• DATASET ROWS:
== == ==

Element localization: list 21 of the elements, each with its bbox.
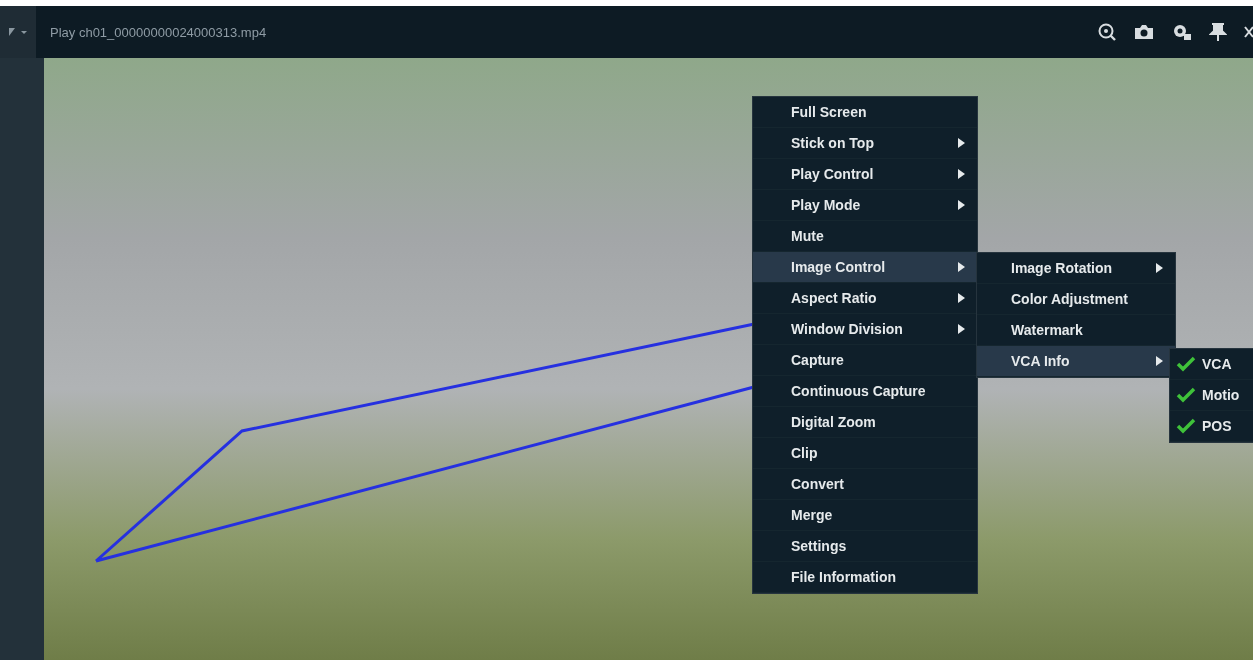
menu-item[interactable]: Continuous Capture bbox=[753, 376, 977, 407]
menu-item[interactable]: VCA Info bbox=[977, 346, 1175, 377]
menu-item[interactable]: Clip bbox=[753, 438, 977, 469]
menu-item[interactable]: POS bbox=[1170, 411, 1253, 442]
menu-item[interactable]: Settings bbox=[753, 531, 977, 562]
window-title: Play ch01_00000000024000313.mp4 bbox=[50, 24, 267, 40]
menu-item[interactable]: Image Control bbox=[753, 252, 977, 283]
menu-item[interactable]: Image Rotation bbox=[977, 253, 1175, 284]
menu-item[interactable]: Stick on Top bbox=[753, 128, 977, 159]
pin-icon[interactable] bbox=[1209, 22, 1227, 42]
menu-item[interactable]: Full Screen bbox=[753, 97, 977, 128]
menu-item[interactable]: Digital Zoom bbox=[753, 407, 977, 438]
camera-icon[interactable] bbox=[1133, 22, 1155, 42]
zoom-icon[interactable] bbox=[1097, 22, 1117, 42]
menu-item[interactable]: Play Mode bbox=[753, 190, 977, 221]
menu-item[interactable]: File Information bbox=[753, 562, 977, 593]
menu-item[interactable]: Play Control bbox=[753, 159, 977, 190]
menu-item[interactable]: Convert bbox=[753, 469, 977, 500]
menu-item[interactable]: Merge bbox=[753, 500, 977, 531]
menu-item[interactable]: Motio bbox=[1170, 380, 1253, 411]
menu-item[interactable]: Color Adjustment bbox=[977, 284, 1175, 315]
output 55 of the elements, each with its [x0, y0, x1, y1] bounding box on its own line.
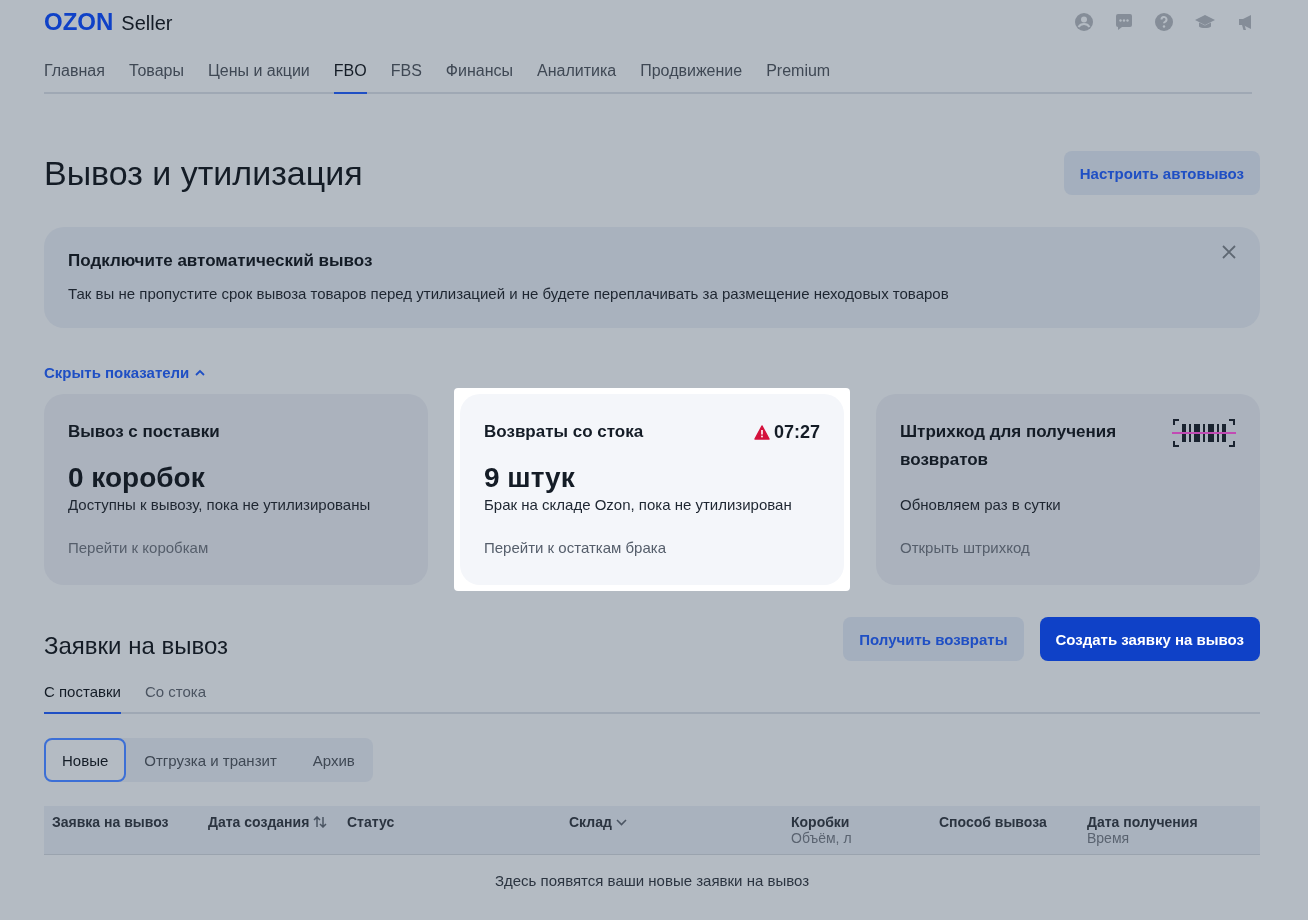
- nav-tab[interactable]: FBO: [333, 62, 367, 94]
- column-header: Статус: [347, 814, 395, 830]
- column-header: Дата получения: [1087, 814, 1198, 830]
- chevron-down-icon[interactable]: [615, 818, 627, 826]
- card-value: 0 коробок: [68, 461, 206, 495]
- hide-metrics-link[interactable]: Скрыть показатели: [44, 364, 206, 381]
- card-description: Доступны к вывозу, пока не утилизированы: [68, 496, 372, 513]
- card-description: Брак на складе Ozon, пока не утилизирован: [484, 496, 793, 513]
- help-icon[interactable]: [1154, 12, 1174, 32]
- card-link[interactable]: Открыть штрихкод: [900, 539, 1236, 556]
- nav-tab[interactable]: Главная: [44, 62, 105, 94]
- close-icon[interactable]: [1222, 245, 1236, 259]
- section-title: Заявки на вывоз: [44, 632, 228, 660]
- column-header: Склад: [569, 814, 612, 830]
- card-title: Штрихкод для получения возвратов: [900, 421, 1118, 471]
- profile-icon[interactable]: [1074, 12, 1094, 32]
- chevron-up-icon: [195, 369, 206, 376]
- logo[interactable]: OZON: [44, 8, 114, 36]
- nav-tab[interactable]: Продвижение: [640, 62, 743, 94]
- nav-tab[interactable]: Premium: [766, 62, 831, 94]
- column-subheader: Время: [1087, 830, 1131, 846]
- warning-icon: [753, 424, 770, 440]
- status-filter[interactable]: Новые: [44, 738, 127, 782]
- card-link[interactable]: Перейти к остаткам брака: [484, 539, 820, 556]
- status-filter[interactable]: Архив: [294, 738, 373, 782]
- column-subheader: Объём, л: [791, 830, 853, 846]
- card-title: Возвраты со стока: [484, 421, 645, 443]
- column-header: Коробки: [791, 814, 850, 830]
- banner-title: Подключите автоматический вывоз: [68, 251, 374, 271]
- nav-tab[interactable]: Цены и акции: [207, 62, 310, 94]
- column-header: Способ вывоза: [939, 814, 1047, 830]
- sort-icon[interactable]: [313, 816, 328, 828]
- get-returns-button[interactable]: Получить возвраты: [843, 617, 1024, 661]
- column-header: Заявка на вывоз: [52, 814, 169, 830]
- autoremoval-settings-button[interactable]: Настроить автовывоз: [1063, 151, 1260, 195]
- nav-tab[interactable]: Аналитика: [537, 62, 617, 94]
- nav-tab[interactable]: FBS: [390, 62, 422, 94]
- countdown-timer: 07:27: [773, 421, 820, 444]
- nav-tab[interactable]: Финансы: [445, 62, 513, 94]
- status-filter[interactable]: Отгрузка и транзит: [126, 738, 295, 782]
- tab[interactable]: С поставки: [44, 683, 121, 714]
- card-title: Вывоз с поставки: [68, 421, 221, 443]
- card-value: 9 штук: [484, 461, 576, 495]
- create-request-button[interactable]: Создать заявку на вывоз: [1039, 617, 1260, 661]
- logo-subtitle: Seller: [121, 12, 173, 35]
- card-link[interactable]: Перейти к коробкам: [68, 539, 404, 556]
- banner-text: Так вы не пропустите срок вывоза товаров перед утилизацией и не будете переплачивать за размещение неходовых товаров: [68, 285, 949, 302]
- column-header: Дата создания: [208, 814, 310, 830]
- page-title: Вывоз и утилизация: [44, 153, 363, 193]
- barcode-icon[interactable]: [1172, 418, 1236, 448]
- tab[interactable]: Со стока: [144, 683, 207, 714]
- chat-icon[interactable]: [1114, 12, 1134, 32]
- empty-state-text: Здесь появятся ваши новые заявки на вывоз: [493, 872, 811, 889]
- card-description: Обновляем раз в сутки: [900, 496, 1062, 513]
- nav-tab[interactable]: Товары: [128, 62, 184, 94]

== == ==

Copy every line from the line with "- nav-tab[interactable]: FBO: [333, 62, 367, 94]" up to and including the line with "- card-description: Доступны", keeping each one unchanged.

- nav-tab[interactable]: FBO: [333, 62, 367, 94]
- column-header: Статус: [347, 814, 395, 830]
- column-header: Дата получения: [1087, 814, 1198, 830]
- chevron-down-icon[interactable]: [615, 818, 627, 826]
- card-value: 0 коробок: [68, 461, 206, 495]
- hide-metrics-link[interactable]: Скрыть показатели: [44, 364, 206, 381]
- card-description: Доступны к вывозу, пока не утилизированы: [68, 496, 372, 513]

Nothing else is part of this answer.